- [TO DO] Extract every line that contains the word "głosu".

- [PROVIDED RECORDS]
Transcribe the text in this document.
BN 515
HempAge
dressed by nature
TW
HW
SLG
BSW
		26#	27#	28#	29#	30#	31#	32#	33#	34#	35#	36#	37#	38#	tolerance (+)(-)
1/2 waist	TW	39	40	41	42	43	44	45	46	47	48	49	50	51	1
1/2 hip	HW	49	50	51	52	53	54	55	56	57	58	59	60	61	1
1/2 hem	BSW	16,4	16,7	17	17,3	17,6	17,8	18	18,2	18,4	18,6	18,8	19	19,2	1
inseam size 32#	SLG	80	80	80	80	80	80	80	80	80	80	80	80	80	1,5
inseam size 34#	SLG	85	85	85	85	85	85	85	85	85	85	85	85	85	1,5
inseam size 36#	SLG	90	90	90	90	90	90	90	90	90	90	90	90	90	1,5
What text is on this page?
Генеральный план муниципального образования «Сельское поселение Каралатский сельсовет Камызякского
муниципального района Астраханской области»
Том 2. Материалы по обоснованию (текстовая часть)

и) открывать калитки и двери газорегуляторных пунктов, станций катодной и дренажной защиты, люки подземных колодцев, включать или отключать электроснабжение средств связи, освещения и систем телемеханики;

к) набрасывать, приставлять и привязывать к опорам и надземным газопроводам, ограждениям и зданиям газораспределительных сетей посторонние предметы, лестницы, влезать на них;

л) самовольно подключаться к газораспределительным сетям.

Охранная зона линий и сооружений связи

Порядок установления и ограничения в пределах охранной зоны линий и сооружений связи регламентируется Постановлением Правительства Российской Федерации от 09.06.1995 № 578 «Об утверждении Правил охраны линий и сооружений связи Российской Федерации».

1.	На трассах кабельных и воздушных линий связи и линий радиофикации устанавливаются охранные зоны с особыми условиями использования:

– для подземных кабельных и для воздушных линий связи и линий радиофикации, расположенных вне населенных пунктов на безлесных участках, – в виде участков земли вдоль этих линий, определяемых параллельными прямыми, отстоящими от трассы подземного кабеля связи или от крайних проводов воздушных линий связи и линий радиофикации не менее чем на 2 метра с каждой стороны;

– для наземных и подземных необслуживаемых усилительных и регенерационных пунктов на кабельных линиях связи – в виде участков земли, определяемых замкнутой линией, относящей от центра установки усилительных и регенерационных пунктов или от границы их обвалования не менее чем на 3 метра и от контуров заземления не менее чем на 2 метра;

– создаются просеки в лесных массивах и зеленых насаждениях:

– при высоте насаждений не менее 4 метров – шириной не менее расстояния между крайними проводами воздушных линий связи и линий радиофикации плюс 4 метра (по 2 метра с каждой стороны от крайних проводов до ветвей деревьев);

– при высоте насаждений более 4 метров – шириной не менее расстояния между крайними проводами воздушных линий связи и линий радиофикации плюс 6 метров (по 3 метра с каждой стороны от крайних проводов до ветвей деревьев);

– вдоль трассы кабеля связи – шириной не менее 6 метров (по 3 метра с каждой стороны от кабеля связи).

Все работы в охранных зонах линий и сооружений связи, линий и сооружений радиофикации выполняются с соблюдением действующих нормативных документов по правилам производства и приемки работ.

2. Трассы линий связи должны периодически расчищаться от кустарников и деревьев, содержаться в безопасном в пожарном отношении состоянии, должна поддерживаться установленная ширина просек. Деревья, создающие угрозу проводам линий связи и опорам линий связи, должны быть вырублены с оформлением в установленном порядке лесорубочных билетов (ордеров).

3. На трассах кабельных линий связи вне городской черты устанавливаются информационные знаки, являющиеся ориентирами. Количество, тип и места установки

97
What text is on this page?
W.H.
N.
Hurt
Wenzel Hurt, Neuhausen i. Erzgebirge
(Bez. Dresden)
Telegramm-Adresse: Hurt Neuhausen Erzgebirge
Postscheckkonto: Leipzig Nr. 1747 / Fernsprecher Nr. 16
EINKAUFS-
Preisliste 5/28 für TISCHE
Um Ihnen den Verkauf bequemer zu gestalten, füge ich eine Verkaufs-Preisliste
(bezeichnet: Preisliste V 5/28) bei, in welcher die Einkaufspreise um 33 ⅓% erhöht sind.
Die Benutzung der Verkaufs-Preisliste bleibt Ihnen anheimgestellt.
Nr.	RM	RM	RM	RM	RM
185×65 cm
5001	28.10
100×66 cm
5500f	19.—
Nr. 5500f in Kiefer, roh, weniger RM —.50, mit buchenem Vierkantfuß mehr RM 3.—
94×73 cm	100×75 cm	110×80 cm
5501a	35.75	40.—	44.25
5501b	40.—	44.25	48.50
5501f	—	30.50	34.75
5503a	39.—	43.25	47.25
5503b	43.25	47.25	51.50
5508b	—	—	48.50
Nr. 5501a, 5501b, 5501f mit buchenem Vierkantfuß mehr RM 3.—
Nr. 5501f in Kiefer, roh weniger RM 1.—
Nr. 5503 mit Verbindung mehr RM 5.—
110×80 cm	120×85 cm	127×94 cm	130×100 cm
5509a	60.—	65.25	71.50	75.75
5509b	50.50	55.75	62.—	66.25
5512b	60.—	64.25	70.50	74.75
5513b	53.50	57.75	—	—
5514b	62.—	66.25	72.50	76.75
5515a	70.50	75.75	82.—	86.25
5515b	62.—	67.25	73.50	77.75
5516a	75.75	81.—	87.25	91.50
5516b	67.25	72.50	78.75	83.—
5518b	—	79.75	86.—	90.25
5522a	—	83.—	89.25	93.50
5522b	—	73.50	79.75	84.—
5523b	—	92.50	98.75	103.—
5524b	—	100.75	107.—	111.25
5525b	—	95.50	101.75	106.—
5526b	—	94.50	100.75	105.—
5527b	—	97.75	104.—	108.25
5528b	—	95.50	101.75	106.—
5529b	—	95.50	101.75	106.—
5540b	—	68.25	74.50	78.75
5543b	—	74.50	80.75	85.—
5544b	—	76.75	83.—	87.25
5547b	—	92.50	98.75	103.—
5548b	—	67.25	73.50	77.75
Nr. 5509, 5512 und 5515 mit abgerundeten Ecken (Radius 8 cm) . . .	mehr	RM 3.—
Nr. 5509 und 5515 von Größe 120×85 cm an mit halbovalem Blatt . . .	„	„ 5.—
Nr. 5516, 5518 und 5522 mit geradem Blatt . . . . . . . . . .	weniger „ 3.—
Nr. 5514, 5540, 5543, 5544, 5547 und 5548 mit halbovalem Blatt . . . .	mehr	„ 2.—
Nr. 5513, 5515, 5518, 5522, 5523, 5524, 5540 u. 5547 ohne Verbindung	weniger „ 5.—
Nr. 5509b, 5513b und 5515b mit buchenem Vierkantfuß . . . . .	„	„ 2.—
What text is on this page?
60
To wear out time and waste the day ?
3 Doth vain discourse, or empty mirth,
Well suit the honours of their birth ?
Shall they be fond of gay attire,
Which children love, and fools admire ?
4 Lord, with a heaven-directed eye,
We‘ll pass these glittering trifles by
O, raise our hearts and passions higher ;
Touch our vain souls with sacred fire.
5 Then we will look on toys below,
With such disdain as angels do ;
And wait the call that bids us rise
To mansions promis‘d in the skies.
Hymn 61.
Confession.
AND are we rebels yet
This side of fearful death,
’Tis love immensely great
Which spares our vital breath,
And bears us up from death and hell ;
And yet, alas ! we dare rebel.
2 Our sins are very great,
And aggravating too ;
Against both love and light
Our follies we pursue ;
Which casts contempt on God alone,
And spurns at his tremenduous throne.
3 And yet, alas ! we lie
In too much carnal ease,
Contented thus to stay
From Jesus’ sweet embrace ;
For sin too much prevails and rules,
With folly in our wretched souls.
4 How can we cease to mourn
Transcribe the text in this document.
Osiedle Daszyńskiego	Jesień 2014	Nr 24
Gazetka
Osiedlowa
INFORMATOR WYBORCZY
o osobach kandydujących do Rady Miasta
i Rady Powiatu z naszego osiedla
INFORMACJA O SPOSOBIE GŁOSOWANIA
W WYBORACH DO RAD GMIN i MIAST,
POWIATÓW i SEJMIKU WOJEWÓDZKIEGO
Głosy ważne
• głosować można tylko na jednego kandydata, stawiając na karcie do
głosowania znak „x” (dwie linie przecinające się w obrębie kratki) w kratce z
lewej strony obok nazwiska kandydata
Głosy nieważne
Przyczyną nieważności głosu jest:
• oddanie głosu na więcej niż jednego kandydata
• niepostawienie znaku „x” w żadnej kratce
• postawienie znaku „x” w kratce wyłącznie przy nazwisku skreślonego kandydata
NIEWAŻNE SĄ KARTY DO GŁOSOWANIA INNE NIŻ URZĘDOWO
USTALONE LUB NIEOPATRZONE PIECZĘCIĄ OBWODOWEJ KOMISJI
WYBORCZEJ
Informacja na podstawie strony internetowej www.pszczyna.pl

- [FINISHED TASK]
Przyczyną nieważności głosu jest:
• oddanie głosu na więcej niż jednego kandydata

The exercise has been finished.